▶ Kumpulan Soal
**1.** Berdasarkan kutipan teks tentang desentralisasi, jelaskan dalam satu sampai tiga kalimat mengapa Pemerintah Pusat tidak mungkin menyelenggarakan pemerintahan dengan baik bila segala sesuatunya diputuskan dan dilaksanakan sendiri.
**2.** Sebutkan semua segi kemajemukan masyarakat yang dinamai secara tegas dalam kutipan teks tentang desentralisasi.

▶ Kutipan Teks
Desentralisai dimaksudkan untuk memperlancar roda pemerintahan, mengingat
bahwa Indonesia mempunyai wilayah yang terdiri dari beribu-ribu pulau yang besar dan
kecil, serta masyarakat yang pluralistic dari segi agama, budaya dan ras atau suku serta
aspek-aspek lainnya yang berbeda-beda bentuk dan coraknya, sehingga Pemerintah Pusat
tidak mungkin dapat menyelenggarakan pemerintahan dengan baik, apabila segala
sesuatunya diputuskan dan dilaksanakan sendiri. Karena itu, kepada daerah-daerah
diberikan wewenang mengatur dan mengurus rumah tangganya sendiri untuk
meningkatkan hasil guna dan daya guna penyelenggaraan pemerintahan dalam rangka
pelayanan terhadap masyarakat dan pembangunan.

▶ Informasi yang Ditampilkan
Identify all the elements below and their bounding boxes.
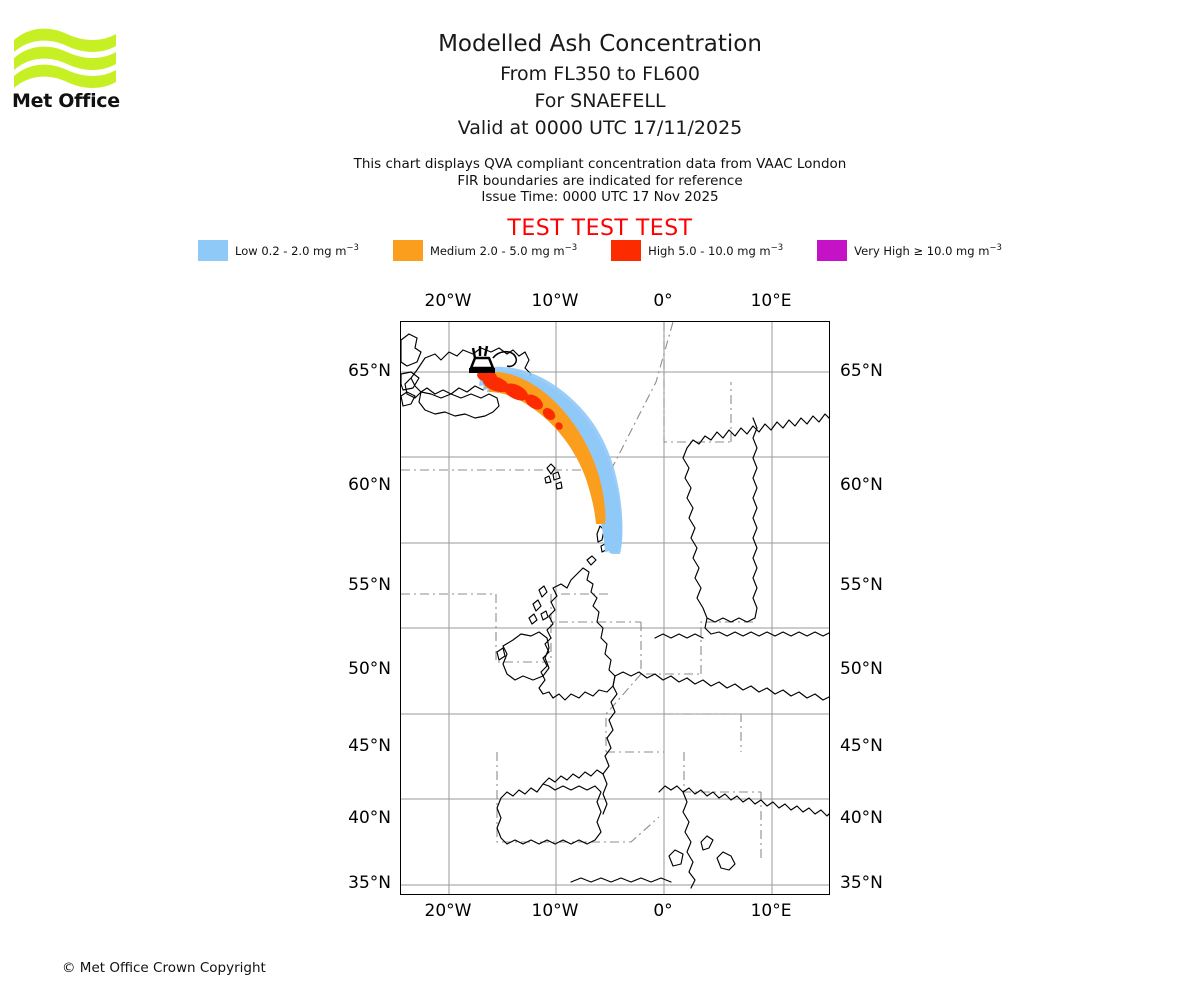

▶ Hasil Jawaban
**1.** Wilayah Indonesia terdiri dari beribu-ribu pulau besar dan kecil. Selain itu, masyarakatnya majemuk dari segi agama, budaya, ras atau suku, serta aspek lain yang berbeda-beda bentuk dan coraknya.

**2.** Agama, budaya, serta ras atau suku.